§ EXERCISE: Return every line below in which "Outlining" appears.

### EXTRACTED ENTRIES

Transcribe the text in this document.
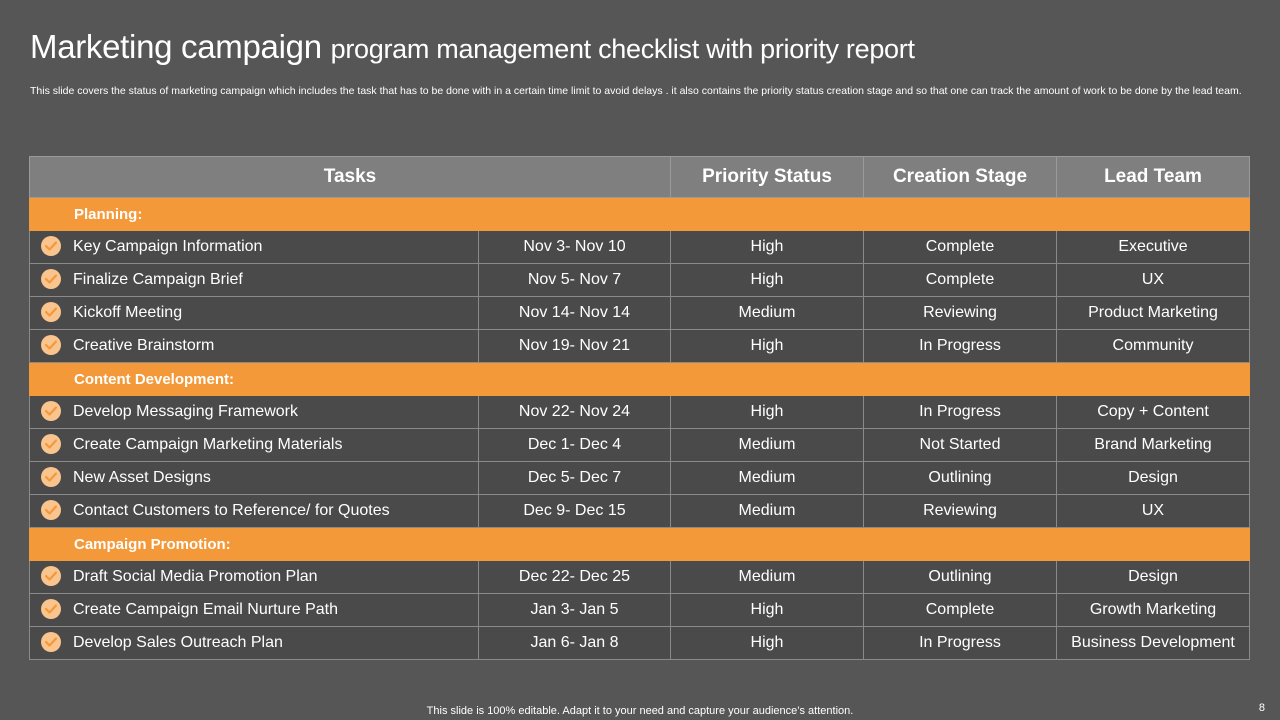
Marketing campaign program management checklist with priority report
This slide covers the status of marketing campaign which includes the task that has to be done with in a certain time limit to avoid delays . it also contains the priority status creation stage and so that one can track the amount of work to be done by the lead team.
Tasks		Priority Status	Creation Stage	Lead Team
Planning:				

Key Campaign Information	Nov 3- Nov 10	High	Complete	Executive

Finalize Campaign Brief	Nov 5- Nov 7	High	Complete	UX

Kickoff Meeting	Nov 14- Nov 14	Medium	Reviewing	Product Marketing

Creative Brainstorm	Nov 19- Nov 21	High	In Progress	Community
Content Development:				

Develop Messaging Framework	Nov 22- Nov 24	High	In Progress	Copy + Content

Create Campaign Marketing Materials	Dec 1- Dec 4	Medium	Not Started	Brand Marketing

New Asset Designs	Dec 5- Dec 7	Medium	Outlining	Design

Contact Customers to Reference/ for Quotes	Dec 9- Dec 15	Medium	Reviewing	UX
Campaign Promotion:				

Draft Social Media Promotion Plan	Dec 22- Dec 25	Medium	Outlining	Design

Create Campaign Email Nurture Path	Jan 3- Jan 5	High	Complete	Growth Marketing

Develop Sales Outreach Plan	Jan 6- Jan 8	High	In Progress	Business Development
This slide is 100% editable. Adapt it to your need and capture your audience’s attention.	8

######
### EXTRACTED ENTRIES

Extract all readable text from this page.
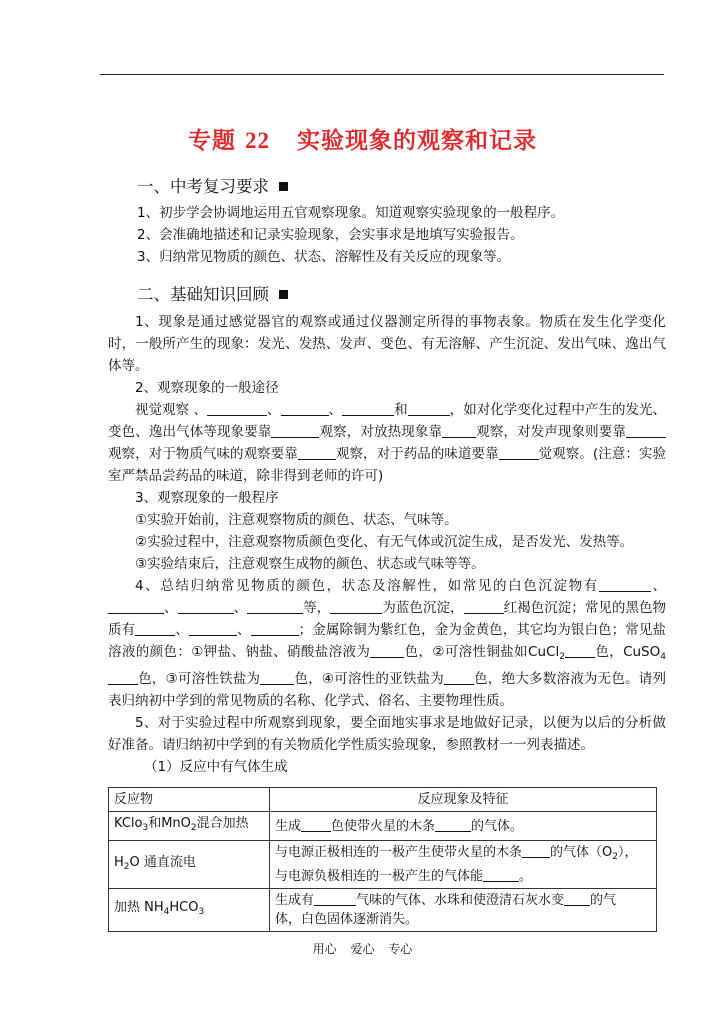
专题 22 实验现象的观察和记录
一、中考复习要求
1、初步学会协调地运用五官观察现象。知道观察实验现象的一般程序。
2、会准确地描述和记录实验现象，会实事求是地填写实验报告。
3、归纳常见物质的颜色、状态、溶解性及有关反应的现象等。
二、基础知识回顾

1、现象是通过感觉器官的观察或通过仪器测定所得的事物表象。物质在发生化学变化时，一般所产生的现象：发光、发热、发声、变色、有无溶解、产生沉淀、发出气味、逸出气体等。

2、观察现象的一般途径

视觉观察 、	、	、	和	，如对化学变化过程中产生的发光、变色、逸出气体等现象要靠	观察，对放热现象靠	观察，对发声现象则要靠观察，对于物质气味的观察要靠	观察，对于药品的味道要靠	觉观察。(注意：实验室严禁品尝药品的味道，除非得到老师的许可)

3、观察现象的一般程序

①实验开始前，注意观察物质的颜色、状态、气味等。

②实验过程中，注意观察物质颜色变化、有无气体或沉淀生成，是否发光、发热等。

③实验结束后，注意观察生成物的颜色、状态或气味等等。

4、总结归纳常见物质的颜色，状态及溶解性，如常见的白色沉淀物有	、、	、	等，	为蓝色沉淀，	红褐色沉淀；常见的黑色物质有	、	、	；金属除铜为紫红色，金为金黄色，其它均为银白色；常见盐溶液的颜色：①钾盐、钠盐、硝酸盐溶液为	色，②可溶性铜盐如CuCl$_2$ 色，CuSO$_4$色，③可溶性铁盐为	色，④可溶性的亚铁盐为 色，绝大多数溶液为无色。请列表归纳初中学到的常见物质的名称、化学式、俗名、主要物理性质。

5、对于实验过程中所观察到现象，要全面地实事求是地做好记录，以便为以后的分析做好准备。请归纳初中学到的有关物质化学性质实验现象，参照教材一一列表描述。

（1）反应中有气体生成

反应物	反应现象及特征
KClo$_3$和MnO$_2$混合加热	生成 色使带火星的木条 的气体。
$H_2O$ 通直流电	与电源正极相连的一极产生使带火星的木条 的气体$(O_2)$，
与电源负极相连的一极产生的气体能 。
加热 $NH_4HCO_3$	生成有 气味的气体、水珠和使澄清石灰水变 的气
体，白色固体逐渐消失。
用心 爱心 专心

######
### EXTRACTED ENTRIES

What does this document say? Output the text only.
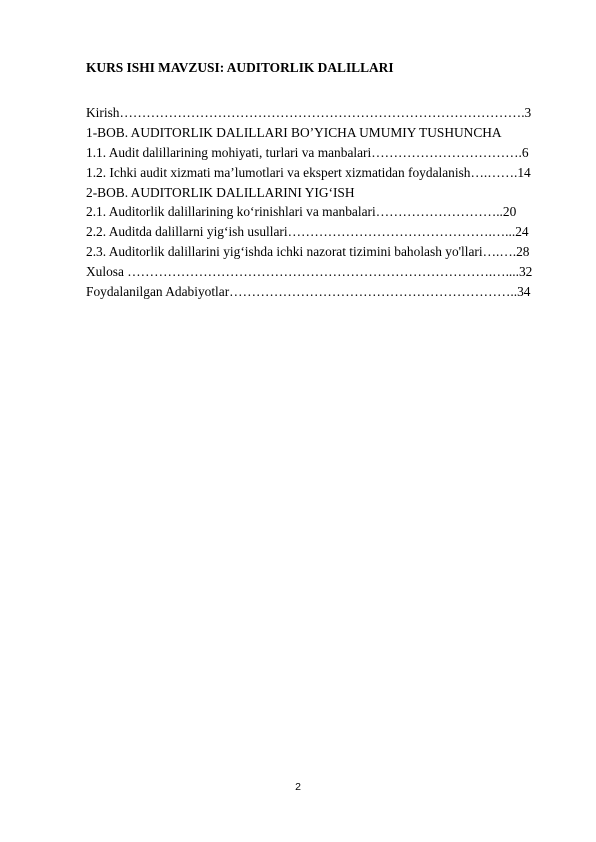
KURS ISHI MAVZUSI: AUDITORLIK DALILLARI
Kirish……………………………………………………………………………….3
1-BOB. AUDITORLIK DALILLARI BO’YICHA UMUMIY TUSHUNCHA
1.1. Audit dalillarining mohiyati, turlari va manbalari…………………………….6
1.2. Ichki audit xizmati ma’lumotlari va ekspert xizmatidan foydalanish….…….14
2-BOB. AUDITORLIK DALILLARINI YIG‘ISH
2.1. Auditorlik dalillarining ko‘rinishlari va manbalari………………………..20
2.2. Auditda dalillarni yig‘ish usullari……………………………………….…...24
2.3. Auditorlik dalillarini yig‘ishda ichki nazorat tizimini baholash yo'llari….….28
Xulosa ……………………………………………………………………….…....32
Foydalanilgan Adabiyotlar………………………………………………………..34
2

######

§ THE OUTPUT:
New Asset Designs	Dec 5- Dec 7	Medium	Outlining	Design
Draft Social Media Promotion Plan	Dec 22- Dec 25	Medium	Outlining	Design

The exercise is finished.